Records from a collection of figures

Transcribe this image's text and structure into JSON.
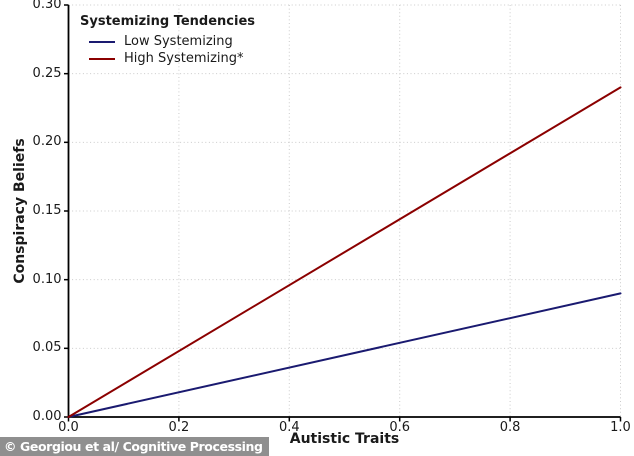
{
  "figure": {
    "background": "#ffffff"
  },
  "watermark": {
    "text": "© Georgiou et al/ Cognitive Processing",
    "bg_color": "#8f8f8f",
    "text_color": "#ffffff"
  },
  "chart_data": {
    "type": "line",
    "title": "",
    "xlabel": "Autistic Traits",
    "ylabel": "Conspiracy Beliefs",
    "xlim": [
      0.0,
      1.0
    ],
    "ylim": [
      0.0,
      0.3
    ],
    "x_ticks": [
      0.0,
      0.2,
      0.4,
      0.6,
      0.8,
      1.0
    ],
    "x_tick_labels": [
      "0.0",
      "0.2",
      "0.4",
      "0.6",
      "0.8",
      "1.0"
    ],
    "y_ticks": [
      0.0,
      0.05,
      0.1,
      0.15,
      0.2,
      0.25,
      0.3
    ],
    "y_tick_labels": [
      "0.00",
      "0.05",
      "0.10",
      "0.15",
      "0.20",
      "0.25",
      "0.30"
    ],
    "grid": {
      "visible": true,
      "style": "dotted",
      "color": "#cbcbcb"
    },
    "axis_color": "#000000",
    "legend": {
      "title": "Systemizing Tendencies",
      "position": "upper-left",
      "frame": false
    },
    "series": [
      {
        "name": "Low Systemizing",
        "color": "#1a1a70",
        "x": [
          0.0,
          1.0
        ],
        "y": [
          0.0,
          0.09
        ]
      },
      {
        "name": "High Systemizing*",
        "color": "#8b0000",
        "x": [
          0.0,
          1.0
        ],
        "y": [
          0.0,
          0.24
        ]
      }
    ]
  }
}
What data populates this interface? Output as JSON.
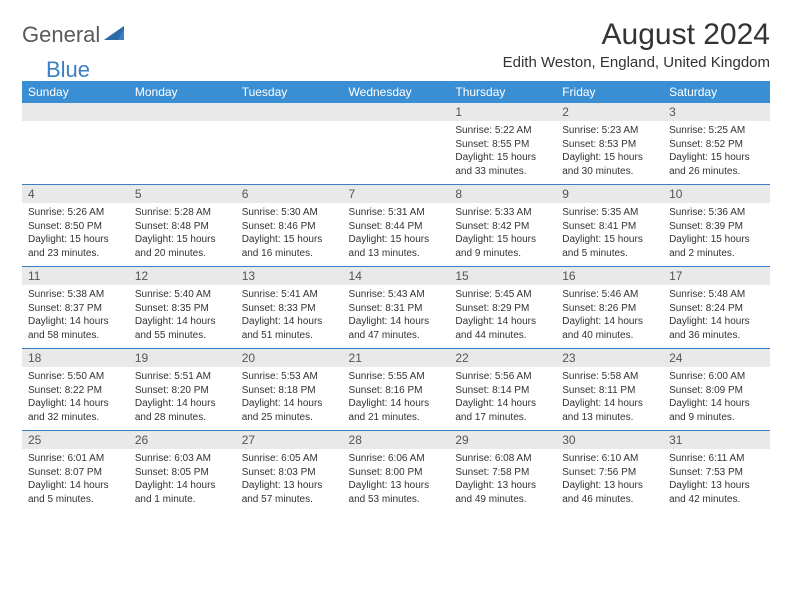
{
  "logo": {
    "text1": "General",
    "text2": "Blue"
  },
  "title": "August 2024",
  "location": "Edith Weston, England, United Kingdom",
  "colors": {
    "header_bg": "#3a8fd4",
    "header_fg": "#ffffff",
    "rule": "#3a7fc4",
    "daynum_bg": "#e9e9e9",
    "logo_gray": "#5a5a5a",
    "logo_blue": "#3a7fc4"
  },
  "weekdays": [
    "Sunday",
    "Monday",
    "Tuesday",
    "Wednesday",
    "Thursday",
    "Friday",
    "Saturday"
  ],
  "weeks": [
    [
      {
        "n": "",
        "l1": "",
        "l2": "",
        "l3": ""
      },
      {
        "n": "",
        "l1": "",
        "l2": "",
        "l3": ""
      },
      {
        "n": "",
        "l1": "",
        "l2": "",
        "l3": ""
      },
      {
        "n": "",
        "l1": "",
        "l2": "",
        "l3": ""
      },
      {
        "n": "1",
        "l1": "Sunrise: 5:22 AM",
        "l2": "Sunset: 8:55 PM",
        "l3": "Daylight: 15 hours and 33 minutes."
      },
      {
        "n": "2",
        "l1": "Sunrise: 5:23 AM",
        "l2": "Sunset: 8:53 PM",
        "l3": "Daylight: 15 hours and 30 minutes."
      },
      {
        "n": "3",
        "l1": "Sunrise: 5:25 AM",
        "l2": "Sunset: 8:52 PM",
        "l3": "Daylight: 15 hours and 26 minutes."
      }
    ],
    [
      {
        "n": "4",
        "l1": "Sunrise: 5:26 AM",
        "l2": "Sunset: 8:50 PM",
        "l3": "Daylight: 15 hours and 23 minutes."
      },
      {
        "n": "5",
        "l1": "Sunrise: 5:28 AM",
        "l2": "Sunset: 8:48 PM",
        "l3": "Daylight: 15 hours and 20 minutes."
      },
      {
        "n": "6",
        "l1": "Sunrise: 5:30 AM",
        "l2": "Sunset: 8:46 PM",
        "l3": "Daylight: 15 hours and 16 minutes."
      },
      {
        "n": "7",
        "l1": "Sunrise: 5:31 AM",
        "l2": "Sunset: 8:44 PM",
        "l3": "Daylight: 15 hours and 13 minutes."
      },
      {
        "n": "8",
        "l1": "Sunrise: 5:33 AM",
        "l2": "Sunset: 8:42 PM",
        "l3": "Daylight: 15 hours and 9 minutes."
      },
      {
        "n": "9",
        "l1": "Sunrise: 5:35 AM",
        "l2": "Sunset: 8:41 PM",
        "l3": "Daylight: 15 hours and 5 minutes."
      },
      {
        "n": "10",
        "l1": "Sunrise: 5:36 AM",
        "l2": "Sunset: 8:39 PM",
        "l3": "Daylight: 15 hours and 2 minutes."
      }
    ],
    [
      {
        "n": "11",
        "l1": "Sunrise: 5:38 AM",
        "l2": "Sunset: 8:37 PM",
        "l3": "Daylight: 14 hours and 58 minutes."
      },
      {
        "n": "12",
        "l1": "Sunrise: 5:40 AM",
        "l2": "Sunset: 8:35 PM",
        "l3": "Daylight: 14 hours and 55 minutes."
      },
      {
        "n": "13",
        "l1": "Sunrise: 5:41 AM",
        "l2": "Sunset: 8:33 PM",
        "l3": "Daylight: 14 hours and 51 minutes."
      },
      {
        "n": "14",
        "l1": "Sunrise: 5:43 AM",
        "l2": "Sunset: 8:31 PM",
        "l3": "Daylight: 14 hours and 47 minutes."
      },
      {
        "n": "15",
        "l1": "Sunrise: 5:45 AM",
        "l2": "Sunset: 8:29 PM",
        "l3": "Daylight: 14 hours and 44 minutes."
      },
      {
        "n": "16",
        "l1": "Sunrise: 5:46 AM",
        "l2": "Sunset: 8:26 PM",
        "l3": "Daylight: 14 hours and 40 minutes."
      },
      {
        "n": "17",
        "l1": "Sunrise: 5:48 AM",
        "l2": "Sunset: 8:24 PM",
        "l3": "Daylight: 14 hours and 36 minutes."
      }
    ],
    [
      {
        "n": "18",
        "l1": "Sunrise: 5:50 AM",
        "l2": "Sunset: 8:22 PM",
        "l3": "Daylight: 14 hours and 32 minutes."
      },
      {
        "n": "19",
        "l1": "Sunrise: 5:51 AM",
        "l2": "Sunset: 8:20 PM",
        "l3": "Daylight: 14 hours and 28 minutes."
      },
      {
        "n": "20",
        "l1": "Sunrise: 5:53 AM",
        "l2": "Sunset: 8:18 PM",
        "l3": "Daylight: 14 hours and 25 minutes."
      },
      {
        "n": "21",
        "l1": "Sunrise: 5:55 AM",
        "l2": "Sunset: 8:16 PM",
        "l3": "Daylight: 14 hours and 21 minutes."
      },
      {
        "n": "22",
        "l1": "Sunrise: 5:56 AM",
        "l2": "Sunset: 8:14 PM",
        "l3": "Daylight: 14 hours and 17 minutes."
      },
      {
        "n": "23",
        "l1": "Sunrise: 5:58 AM",
        "l2": "Sunset: 8:11 PM",
        "l3": "Daylight: 14 hours and 13 minutes."
      },
      {
        "n": "24",
        "l1": "Sunrise: 6:00 AM",
        "l2": "Sunset: 8:09 PM",
        "l3": "Daylight: 14 hours and 9 minutes."
      }
    ],
    [
      {
        "n": "25",
        "l1": "Sunrise: 6:01 AM",
        "l2": "Sunset: 8:07 PM",
        "l3": "Daylight: 14 hours and 5 minutes."
      },
      {
        "n": "26",
        "l1": "Sunrise: 6:03 AM",
        "l2": "Sunset: 8:05 PM",
        "l3": "Daylight: 14 hours and 1 minute."
      },
      {
        "n": "27",
        "l1": "Sunrise: 6:05 AM",
        "l2": "Sunset: 8:03 PM",
        "l3": "Daylight: 13 hours and 57 minutes."
      },
      {
        "n": "28",
        "l1": "Sunrise: 6:06 AM",
        "l2": "Sunset: 8:00 PM",
        "l3": "Daylight: 13 hours and 53 minutes."
      },
      {
        "n": "29",
        "l1": "Sunrise: 6:08 AM",
        "l2": "Sunset: 7:58 PM",
        "l3": "Daylight: 13 hours and 49 minutes."
      },
      {
        "n": "30",
        "l1": "Sunrise: 6:10 AM",
        "l2": "Sunset: 7:56 PM",
        "l3": "Daylight: 13 hours and 46 minutes."
      },
      {
        "n": "31",
        "l1": "Sunrise: 6:11 AM",
        "l2": "Sunset: 7:53 PM",
        "l3": "Daylight: 13 hours and 42 minutes."
      }
    ]
  ]
}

AIM: Extract every line from the records above that contains the word "this".

ANSWER TO THE EXERCISE:
Transcribe this image's text and structure into JSON.
What data populates this interface? Output as JSON.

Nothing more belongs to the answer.